===== AVAILABLE DATA

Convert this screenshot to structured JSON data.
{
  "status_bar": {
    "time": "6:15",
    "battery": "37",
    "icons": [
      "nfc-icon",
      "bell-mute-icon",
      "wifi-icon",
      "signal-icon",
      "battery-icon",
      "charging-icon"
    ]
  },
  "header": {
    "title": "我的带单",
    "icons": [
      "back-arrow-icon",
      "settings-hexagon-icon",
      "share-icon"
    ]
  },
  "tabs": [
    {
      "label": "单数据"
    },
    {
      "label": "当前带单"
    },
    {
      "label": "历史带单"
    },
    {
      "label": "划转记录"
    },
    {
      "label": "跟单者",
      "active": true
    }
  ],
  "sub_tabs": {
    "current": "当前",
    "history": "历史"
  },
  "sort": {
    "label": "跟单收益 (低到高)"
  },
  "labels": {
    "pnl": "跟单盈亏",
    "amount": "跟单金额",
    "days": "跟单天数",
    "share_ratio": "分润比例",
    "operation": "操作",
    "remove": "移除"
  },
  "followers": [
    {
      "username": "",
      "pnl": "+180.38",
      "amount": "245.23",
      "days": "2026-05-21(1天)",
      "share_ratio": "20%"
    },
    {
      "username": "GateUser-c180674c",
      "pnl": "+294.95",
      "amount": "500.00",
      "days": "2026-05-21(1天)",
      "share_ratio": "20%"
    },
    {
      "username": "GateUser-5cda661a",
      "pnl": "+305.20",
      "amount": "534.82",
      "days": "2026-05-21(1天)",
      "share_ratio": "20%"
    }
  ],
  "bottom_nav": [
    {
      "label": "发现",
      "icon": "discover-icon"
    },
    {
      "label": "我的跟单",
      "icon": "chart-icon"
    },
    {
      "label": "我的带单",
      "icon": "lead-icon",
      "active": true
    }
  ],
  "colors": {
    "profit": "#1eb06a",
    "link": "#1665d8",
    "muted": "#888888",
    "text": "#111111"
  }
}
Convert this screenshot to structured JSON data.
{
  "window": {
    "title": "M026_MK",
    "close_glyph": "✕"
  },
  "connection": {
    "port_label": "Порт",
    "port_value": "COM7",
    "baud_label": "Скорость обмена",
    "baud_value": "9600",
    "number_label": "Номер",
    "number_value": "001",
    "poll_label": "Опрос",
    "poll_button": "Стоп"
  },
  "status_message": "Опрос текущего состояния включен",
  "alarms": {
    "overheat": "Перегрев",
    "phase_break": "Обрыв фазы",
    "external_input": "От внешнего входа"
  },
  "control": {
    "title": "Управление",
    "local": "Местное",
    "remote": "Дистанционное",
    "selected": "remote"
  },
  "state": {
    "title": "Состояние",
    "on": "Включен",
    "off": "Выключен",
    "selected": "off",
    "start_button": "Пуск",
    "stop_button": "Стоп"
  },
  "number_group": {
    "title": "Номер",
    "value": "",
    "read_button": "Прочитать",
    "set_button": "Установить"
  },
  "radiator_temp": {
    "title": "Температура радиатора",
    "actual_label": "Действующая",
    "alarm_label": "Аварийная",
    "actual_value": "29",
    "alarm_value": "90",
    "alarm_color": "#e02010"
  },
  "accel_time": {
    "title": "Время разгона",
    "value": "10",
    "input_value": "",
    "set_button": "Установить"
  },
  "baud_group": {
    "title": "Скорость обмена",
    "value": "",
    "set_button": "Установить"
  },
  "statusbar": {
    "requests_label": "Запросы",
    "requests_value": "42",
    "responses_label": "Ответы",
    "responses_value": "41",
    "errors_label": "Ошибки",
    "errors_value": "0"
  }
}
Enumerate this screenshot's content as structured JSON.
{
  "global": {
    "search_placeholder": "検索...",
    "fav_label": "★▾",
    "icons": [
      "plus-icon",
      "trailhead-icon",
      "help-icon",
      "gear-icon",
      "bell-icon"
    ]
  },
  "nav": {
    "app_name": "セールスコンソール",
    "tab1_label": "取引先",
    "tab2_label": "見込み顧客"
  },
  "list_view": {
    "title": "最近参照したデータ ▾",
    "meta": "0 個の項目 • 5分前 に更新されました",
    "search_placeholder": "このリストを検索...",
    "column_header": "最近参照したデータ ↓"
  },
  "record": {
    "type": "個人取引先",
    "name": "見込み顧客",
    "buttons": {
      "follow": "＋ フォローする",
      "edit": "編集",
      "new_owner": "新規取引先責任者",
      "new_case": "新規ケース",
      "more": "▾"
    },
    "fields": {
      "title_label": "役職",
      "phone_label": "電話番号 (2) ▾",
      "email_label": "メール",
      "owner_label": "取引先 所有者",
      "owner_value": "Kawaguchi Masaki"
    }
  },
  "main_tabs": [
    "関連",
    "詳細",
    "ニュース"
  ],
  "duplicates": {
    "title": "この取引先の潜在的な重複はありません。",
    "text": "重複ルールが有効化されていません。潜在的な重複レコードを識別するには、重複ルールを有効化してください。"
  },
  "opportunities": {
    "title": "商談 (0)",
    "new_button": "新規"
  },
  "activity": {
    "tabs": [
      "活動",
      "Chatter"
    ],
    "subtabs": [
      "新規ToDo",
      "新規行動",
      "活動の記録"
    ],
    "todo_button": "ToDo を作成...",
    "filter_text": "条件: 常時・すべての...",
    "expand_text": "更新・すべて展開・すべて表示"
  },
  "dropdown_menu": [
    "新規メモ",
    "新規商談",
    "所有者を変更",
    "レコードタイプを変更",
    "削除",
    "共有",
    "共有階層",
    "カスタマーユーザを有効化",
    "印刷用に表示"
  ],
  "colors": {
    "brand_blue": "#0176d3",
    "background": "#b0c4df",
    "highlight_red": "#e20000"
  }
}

==========

• _WHAT YOU WILL DO_:
Extract every line above exactly as it stands.

• _ANSWER TO THIS EXERCISE_:
Convert this screenshot to structured JSON data.
{
  "status_bar": {
    "time": "6:15",
    "battery": "37",
    "icons": [
      "nfc-icon",
      "bell-mute-icon",
      "wifi-icon",
      "signal-icon",
      "battery-icon",
      "charging-icon"
    ]
  },
  "header": {
    "title": "我的带单",
    "icons": [
      "back-arrow-icon",
      "settings-hexagon-icon",
      "share-icon"
    ]
  },
  "tabs": [
    {
      "label": "单数据"
    },
    {
      "label": "当前带单"
    },
    {
      "label": "历史带单"
    },
    {
      "label": "划转记录"
    },
    {
      "label": "跟单者",
      "active": true
    }
  ],
  "sub_tabs": {
    "current": "当前",
    "history": "历史"
  },
  "sort": {
    "label": "跟单收益 (低到高)"
  },
  "labels": {
    "pnl": "跟单盈亏",
    "amount": "跟单金额",
    "days": "跟单天数",
    "share_ratio": "分润比例",
    "operation": "操作",
    "remove": "移除"
  },
  "followers": [
    {
      "username": "",
      "pnl": "+180.38",
      "amount": "245.23",
      "days": "2026-05-21(1天)",
      "share_ratio": "20%"
    },
    {
      "username": "GateUser-c180674c",
      "pnl": "+294.95",
      "amount": "500.00",
      "days": "2026-05-21(1天)",
      "share_ratio": "20%"
    },
    {
      "username": "GateUser-5cda661a",
      "pnl": "+305.20",
      "amount": "534.82",
      "days": "2026-05-21(1天)",
      "share_ratio": "20%"
    }
  ],
  "bottom_nav": [
    {
      "label": "发现",
      "icon": "discover-icon"
    },
    {
      "label": "我的跟单",
      "icon": "chart-icon"
    },
    {
      "label": "我的带单",
      "icon": "lead-icon",
      "active": true
    }
  ],
  "colors": {
    "profit": "#1eb06a",
    "link": "#1665d8",
    "muted": "#888888",
    "text": "#111111"
  }
}
Convert this screenshot to structured JSON data.
{
  "window": {
    "title": "M026_MK",
    "close_glyph": "✕"
  },
  "connection": {
    "port_label": "Порт",
    "port_value": "COM7",
    "baud_label": "Скорость обмена",
    "baud_value": "9600",
    "number_label": "Номер",
    "number_value": "001",
    "poll_label": "Опрос",
    "poll_button": "Стоп"
  },
  "status_message": "Опрос текущего состояния включен",
  "alarms": {
    "overheat": "Перегрев",
    "phase_break": "Обрыв фазы",
    "external_input": "От внешнего входа"
  },
  "control": {
    "title": "Управление",
    "local": "Местное",
    "remote": "Дистанционное",
    "selected": "remote"
  },
  "state": {
    "title": "Состояние",
    "on": "Включен",
    "off": "Выключен",
    "selected": "off",
    "start_button": "Пуск",
    "stop_button": "Стоп"
  },
  "number_group": {
    "title": "Номер",
    "value": "",
    "read_button": "Прочитать",
    "set_button": "Установить"
  },
  "radiator_temp": {
    "title": "Температура радиатора",
    "actual_label": "Действующая",
    "alarm_label": "Аварийная",
    "actual_value": "29",
    "alarm_value": "90",
    "alarm_color": "#e02010"
  },
  "accel_time": {
    "title": "Время разгона",
    "value": "10",
    "input_value": "",
    "set_button": "Установить"
  },
  "baud_group": {
    "title": "Скорость обмена",
    "value": "",
    "set_button": "Установить"
  },
  "statusbar": {
    "requests_label": "Запросы",
    "requests_value": "42",
    "responses_label": "Ответы",
    "responses_value": "41",
    "errors_label": "Ошибки",
    "errors_value": "0"
  }
}
Enumerate this screenshot's content as structured JSON.
{
  "global": {
    "search_placeholder": "検索...",
    "fav_label": "★▾",
    "icons": [
      "plus-icon",
      "trailhead-icon",
      "help-icon",
      "gear-icon",
      "bell-icon"
    ]
  },
  "nav": {
    "app_name": "セールスコンソール",
    "tab1_label": "取引先",
    "tab2_label": "見込み顧客"
  },
  "list_view": {
    "title": "最近参照したデータ ▾",
    "meta": "0 個の項目 • 5分前 に更新されました",
    "search_placeholder": "このリストを検索...",
    "column_header": "最近参照したデータ ↓"
  },
  "record": {
    "type": "個人取引先",
    "name": "見込み顧客",
    "buttons": {
      "follow": "＋ フォローする",
      "edit": "編集",
      "new_owner": "新規取引先責任者",
      "new_case": "新規ケース",
      "more": "▾"
    },
    "fields": {
      "title_label": "役職",
      "phone_label": "電話番号 (2) ▾",
      "email_label": "メール",
      "owner_label": "取引先 所有者",
      "owner_value": "Kawaguchi Masaki"
    }
  },
  "main_tabs": [
    "関連",
    "詳細",
    "ニュース"
  ],
  "duplicates": {
    "title": "この取引先の潜在的な重複はありません。",
    "text": "重複ルールが有効化されていません。潜在的な重複レコードを識別するには、重複ルールを有効化してください。"
  },
  "opportunities": {
    "title": "商談 (0)",
    "new_button": "新規"
  },
  "activity": {
    "tabs": [
      "活動",
      "Chatter"
    ],
    "subtabs": [
      "新規ToDo",
      "新規行動",
      "活動の記録"
    ],
    "todo_button": "ToDo を作成...",
    "filter_text": "条件: 常時・すべての...",
    "expand_text": "更新・すべて展開・すべて表示"
  },
  "dropdown_menu": [
    "新規メモ",
    "新規商談",
    "所有者を変更",
    "レコードタイプを変更",
    "削除",
    "共有",
    "共有階層",
    "カスタマーユーザを有効化",
    "印刷用に表示"
  ],
  "colors": {
    "brand_blue": "#0176d3",
    "background": "#b0c4df",
    "highlight_red": "#e20000"
  }
}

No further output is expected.